▶ _DATA FOR THE TASK_
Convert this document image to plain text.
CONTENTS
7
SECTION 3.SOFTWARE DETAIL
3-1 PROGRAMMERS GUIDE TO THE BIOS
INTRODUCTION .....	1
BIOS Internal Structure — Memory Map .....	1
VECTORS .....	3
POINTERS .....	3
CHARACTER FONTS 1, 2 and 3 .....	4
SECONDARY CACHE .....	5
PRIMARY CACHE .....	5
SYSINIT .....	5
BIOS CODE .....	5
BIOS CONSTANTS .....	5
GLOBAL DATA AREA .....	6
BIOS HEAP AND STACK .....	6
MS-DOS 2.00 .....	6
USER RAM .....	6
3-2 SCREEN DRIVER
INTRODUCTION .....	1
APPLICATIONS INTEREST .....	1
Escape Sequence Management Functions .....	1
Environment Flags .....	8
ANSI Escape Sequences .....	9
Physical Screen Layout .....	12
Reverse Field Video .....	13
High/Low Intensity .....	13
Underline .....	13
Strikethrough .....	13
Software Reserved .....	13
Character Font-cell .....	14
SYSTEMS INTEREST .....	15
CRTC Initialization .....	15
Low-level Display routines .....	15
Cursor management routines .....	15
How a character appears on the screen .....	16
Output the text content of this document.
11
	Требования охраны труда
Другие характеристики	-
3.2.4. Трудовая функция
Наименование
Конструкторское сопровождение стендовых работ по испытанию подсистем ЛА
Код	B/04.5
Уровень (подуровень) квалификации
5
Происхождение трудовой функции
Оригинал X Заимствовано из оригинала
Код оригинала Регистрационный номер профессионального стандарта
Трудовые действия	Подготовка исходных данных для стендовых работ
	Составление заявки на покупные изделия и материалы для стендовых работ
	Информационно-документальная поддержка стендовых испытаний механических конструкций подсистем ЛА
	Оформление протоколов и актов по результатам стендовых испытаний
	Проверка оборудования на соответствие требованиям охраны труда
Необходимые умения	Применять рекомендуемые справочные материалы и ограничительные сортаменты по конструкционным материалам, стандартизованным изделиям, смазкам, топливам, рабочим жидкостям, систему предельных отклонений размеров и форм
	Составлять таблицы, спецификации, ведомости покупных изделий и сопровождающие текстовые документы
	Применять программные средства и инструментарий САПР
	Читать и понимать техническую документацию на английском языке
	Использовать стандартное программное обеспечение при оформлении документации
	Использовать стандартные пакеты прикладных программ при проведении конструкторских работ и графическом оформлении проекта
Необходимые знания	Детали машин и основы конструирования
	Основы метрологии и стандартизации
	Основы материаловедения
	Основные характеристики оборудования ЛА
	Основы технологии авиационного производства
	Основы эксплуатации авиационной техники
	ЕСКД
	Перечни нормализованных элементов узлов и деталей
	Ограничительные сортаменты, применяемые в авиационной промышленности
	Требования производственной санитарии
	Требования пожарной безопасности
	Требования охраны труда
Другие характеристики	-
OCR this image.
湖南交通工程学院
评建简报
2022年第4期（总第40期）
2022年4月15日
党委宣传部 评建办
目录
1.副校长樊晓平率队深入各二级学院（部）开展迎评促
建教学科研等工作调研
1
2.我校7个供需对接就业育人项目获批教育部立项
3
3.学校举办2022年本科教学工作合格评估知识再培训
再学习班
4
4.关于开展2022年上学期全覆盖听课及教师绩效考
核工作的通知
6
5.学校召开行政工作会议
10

▶ _GIVEN PROBLEM_
Transcribe the material exactly as it reads.

▶ _ANSWER BELOW_
Convert this document image to plain text.
CONTENTS
7
SECTION 3.SOFTWARE DETAIL
3-1 PROGRAMMERS GUIDE TO THE BIOS
INTRODUCTION .....	1
BIOS Internal Structure — Memory Map .....	1
VECTORS .....	3
POINTERS .....	3
CHARACTER FONTS 1, 2 and 3 .....	4
SECONDARY CACHE .....	5
PRIMARY CACHE .....	5
SYSINIT .....	5
BIOS CODE .....	5
BIOS CONSTANTS .....	5
GLOBAL DATA AREA .....	6
BIOS HEAP AND STACK .....	6
MS-DOS 2.00 .....	6
USER RAM .....	6
3-2 SCREEN DRIVER
INTRODUCTION .....	1
APPLICATIONS INTEREST .....	1
Escape Sequence Management Functions .....	1
Environment Flags .....	8
ANSI Escape Sequences .....	9
Physical Screen Layout .....	12
Reverse Field Video .....	13
High/Low Intensity .....	13
Underline .....	13
Strikethrough .....	13
Software Reserved .....	13
Character Font-cell .....	14
SYSTEMS INTEREST .....	15
CRTC Initialization .....	15
Low-level Display routines .....	15
Cursor management routines .....	15
How a character appears on the screen .....	16
Output the text content of this document.
11
	Требования охраны труда
Другие характеристики	-
3.2.4. Трудовая функция
Наименование
Конструкторское сопровождение стендовых работ по испытанию подсистем ЛА
Код	B/04.5
Уровень (подуровень) квалификации
5
Происхождение трудовой функции
Оригинал X Заимствовано из оригинала
Код оригинала Регистрационный номер профессионального стандарта
Трудовые действия	Подготовка исходных данных для стендовых работ
	Составление заявки на покупные изделия и материалы для стендовых работ
	Информационно-документальная поддержка стендовых испытаний механических конструкций подсистем ЛА
	Оформление протоколов и актов по результатам стендовых испытаний
	Проверка оборудования на соответствие требованиям охраны труда
Необходимые умения	Применять рекомендуемые справочные материалы и ограничительные сортаменты по конструкционным материалам, стандартизованным изделиям, смазкам, топливам, рабочим жидкостям, систему предельных отклонений размеров и форм
	Составлять таблицы, спецификации, ведомости покупных изделий и сопровождающие текстовые документы
	Применять программные средства и инструментарий САПР
	Читать и понимать техническую документацию на английском языке
	Использовать стандартное программное обеспечение при оформлении документации
	Использовать стандартные пакеты прикладных программ при проведении конструкторских работ и графическом оформлении проекта
Необходимые знания	Детали машин и основы конструирования
	Основы метрологии и стандартизации
	Основы материаловедения
	Основные характеристики оборудования ЛА
	Основы технологии авиационного производства
	Основы эксплуатации авиационной техники
	ЕСКД
	Перечни нормализованных элементов узлов и деталей
	Ограничительные сортаменты, применяемые в авиационной промышленности
	Требования производственной санитарии
	Требования пожарной безопасности
	Требования охраны труда
Другие характеристики	-
OCR this image.
湖南交通工程学院
评建简报
2022年第4期（总第40期）
2022年4月15日
党委宣传部 评建办
目录
1.副校长樊晓平率队深入各二级学院（部）开展迎评促
建教学科研等工作调研
1
2.我校7个供需对接就业育人项目获批教育部立项
3
3.学校举办2022年本科教学工作合格评估知识再培训
再学习班
4
4.关于开展2022年上学期全覆盖听课及教师绩效考
核工作的通知
6
5.学校召开行政工作会议
10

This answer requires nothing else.